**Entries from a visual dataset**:
________________________
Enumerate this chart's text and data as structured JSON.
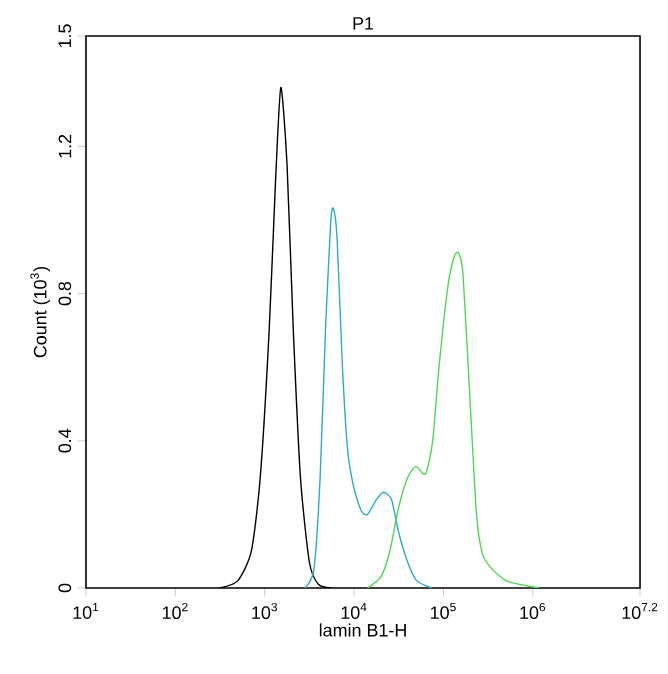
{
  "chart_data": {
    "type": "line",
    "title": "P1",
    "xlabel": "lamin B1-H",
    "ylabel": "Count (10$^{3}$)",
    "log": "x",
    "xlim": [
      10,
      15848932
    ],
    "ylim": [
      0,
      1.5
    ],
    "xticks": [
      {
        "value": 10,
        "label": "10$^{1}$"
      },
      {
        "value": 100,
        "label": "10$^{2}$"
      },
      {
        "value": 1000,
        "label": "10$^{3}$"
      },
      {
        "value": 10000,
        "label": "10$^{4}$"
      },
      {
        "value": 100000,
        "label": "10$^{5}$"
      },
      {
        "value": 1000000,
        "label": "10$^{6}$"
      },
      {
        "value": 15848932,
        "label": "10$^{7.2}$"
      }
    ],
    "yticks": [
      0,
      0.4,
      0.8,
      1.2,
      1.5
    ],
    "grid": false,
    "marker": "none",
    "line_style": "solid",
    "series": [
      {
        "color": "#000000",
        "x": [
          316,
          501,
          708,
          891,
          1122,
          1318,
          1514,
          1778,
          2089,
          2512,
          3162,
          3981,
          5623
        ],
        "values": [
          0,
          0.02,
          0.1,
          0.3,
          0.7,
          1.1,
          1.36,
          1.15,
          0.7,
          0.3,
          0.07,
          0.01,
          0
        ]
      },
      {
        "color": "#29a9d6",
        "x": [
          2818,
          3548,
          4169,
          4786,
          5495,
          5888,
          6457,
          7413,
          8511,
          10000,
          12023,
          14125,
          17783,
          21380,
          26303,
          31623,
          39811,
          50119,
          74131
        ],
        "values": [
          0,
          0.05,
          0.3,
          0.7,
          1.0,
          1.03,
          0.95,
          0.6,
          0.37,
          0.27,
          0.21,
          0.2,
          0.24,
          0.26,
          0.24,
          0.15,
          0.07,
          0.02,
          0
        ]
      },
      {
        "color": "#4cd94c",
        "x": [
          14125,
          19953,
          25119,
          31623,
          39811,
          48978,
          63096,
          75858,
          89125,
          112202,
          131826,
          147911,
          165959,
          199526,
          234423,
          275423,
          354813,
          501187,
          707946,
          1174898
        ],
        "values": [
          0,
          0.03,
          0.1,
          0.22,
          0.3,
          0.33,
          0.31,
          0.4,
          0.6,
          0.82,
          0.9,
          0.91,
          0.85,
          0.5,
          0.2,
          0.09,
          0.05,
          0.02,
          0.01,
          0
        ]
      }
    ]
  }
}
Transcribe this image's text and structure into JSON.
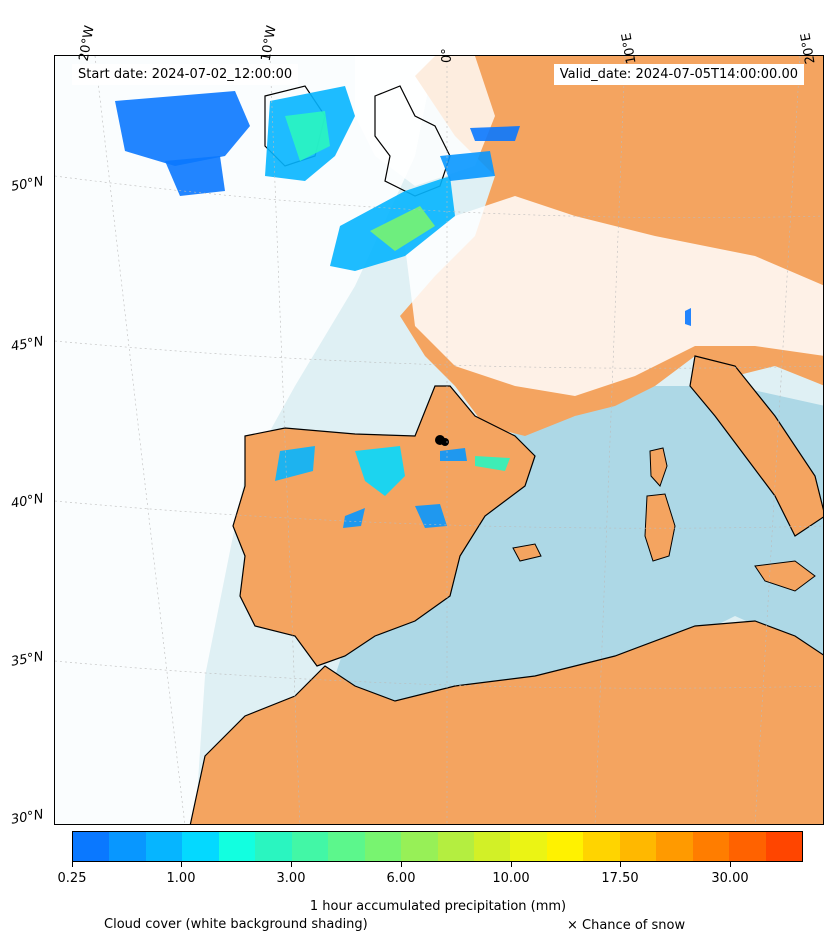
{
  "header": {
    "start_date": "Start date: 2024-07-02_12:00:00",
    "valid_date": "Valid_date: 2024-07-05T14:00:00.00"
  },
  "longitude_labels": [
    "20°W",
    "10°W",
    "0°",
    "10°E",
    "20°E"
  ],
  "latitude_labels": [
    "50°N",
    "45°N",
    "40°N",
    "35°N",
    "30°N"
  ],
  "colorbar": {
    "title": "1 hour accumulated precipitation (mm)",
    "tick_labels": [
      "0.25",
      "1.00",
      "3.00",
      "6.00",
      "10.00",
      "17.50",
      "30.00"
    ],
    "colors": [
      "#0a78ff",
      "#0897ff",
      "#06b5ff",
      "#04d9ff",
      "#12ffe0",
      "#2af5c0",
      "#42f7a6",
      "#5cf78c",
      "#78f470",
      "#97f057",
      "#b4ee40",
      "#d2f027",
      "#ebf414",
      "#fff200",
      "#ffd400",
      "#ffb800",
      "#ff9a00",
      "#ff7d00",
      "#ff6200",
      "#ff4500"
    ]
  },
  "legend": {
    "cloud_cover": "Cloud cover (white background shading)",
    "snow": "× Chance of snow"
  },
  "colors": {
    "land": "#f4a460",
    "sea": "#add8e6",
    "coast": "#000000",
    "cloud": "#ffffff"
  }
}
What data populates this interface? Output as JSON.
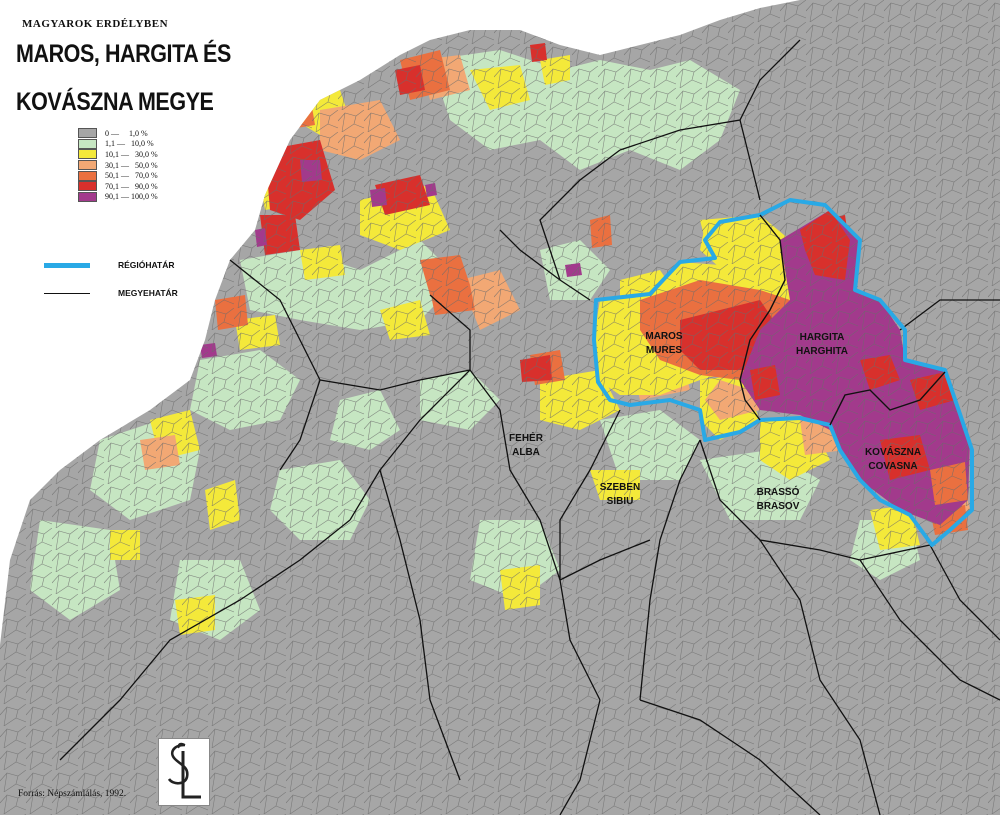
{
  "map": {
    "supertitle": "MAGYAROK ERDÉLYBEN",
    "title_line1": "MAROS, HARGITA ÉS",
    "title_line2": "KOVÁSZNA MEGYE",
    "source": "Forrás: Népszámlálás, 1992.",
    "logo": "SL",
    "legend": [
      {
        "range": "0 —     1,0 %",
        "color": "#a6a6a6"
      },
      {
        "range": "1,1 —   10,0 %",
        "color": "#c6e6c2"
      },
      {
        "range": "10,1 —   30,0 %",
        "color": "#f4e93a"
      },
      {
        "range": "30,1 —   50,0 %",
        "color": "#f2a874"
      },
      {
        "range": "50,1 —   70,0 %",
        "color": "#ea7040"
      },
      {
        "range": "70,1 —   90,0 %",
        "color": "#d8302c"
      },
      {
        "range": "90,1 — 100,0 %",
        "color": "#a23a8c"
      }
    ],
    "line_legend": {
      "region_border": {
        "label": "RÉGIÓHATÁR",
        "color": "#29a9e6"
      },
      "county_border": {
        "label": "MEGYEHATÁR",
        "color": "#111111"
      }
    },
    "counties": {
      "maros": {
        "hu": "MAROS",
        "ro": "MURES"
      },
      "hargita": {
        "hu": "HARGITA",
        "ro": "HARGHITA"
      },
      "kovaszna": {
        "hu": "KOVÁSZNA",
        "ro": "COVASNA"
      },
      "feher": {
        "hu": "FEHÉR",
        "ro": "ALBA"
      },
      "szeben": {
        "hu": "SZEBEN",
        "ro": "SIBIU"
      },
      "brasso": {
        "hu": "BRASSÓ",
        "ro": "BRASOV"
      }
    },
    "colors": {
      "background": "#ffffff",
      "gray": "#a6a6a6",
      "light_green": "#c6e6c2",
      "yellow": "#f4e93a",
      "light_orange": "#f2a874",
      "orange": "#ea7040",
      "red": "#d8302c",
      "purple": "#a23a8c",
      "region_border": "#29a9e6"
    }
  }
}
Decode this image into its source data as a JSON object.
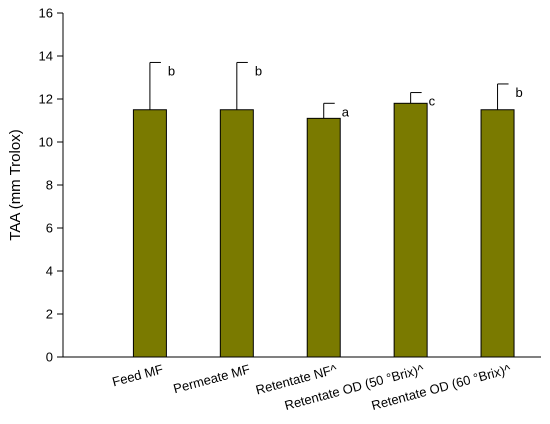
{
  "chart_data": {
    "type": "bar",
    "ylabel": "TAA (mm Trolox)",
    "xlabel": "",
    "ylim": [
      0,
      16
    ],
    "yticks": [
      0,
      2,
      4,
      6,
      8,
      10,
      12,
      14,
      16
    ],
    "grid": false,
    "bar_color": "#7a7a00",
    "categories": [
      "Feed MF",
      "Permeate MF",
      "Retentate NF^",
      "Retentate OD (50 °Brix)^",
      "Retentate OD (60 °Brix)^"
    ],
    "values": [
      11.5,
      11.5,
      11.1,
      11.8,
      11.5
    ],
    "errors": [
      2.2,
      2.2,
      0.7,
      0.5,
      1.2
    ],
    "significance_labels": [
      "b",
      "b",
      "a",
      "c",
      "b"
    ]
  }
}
________________________
**Given instruction**: Take the line containing "Decode this image" as the first line and the last line of the data above as the final one, and output exactly the lines between them, inclusive, with no pictures.

**Response for this exercise**:
Decode this image into its source data as a JSON object.
{
  "chart_data": {
    "type": "bar",
    "ylabel": "TAA (mm Trolox)",
    "xlabel": "",
    "ylim": [
      0,
      16
    ],
    "yticks": [
      0,
      2,
      4,
      6,
      8,
      10,
      12,
      14,
      16
    ],
    "grid": false,
    "bar_color": "#7a7a00",
    "categories": [
      "Feed MF",
      "Permeate MF",
      "Retentate NF^",
      "Retentate OD (50 °Brix)^",
      "Retentate OD (60 °Brix)^"
    ],
    "values": [
      11.5,
      11.5,
      11.1,
      11.8,
      11.5
    ],
    "errors": [
      2.2,
      2.2,
      0.7,
      0.5,
      1.2
    ],
    "significance_labels": [
      "b",
      "b",
      "a",
      "c",
      "b"
    ]
  }
}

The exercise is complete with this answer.